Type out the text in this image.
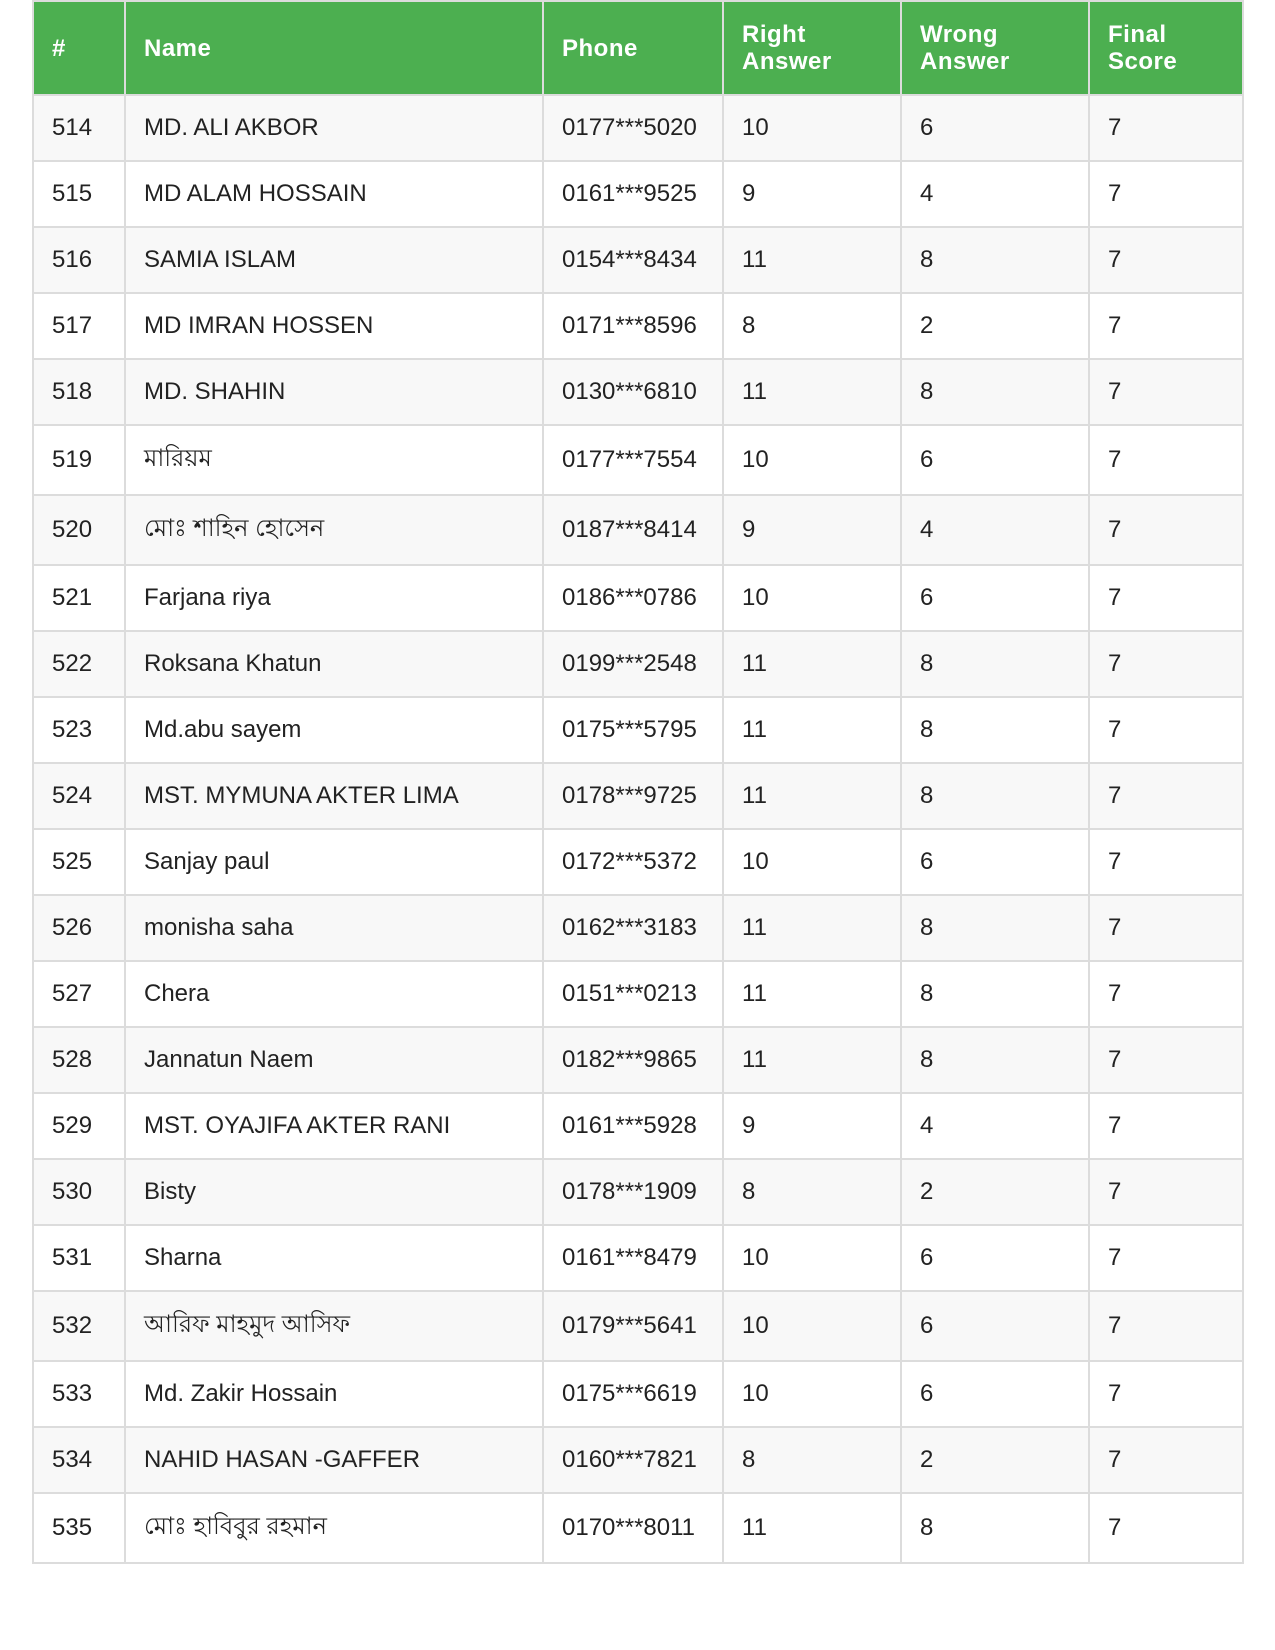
#	Name	Phone	Right Answer	Wrong Answer	Final Score
514	MD. ALI AKBOR	0177***5020	10	6	7
515	MD ALAM HOSSAIN	0161***9525	9	4	7
516	SAMIA ISLAM	0154***8434	11	8	7
517	MD IMRAN HOSSEN	0171***8596	8	2	7
518	MD. SHAHIN	0130***6810	11	8	7
519	মারিয়ম	0177***7554	10	6	7
520	মোঃ শাহিন হোসেন	0187***8414	9	4	7
521	Farjana riya	0186***0786	10	6	7
522	Roksana Khatun	0199***2548	11	8	7
523	Md.abu sayem	0175***5795	11	8	7
524	MST. MYMUNA AKTER LIMA	0178***9725	11	8	7
525	Sanjay paul	0172***5372	10	6	7
526	monisha saha	0162***3183	11	8	7
527	Chera	0151***0213	11	8	7
528	Jannatun Naem	0182***9865	11	8	7
529	MST. OYAJIFA AKTER RANI	0161***5928	9	4	7
530	Bisty	0178***1909	8	2	7
531	Sharna	0161***8479	10	6	7
532	আরিফ মাহমুদ আসিফ	0179***5641	10	6	7
533	Md. Zakir Hossain	0175***6619	10	6	7
534	NAHID HASAN -GAFFER	0160***7821	8	2	7
535	মোঃ হাবিবুর রহমান	0170***8011	11	8	7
§ §
■ REQUIRED WORK
Determine the number of lines in the records that include the string "AKTER", and respond with that number only.

■ CORRECT OUTPUT
2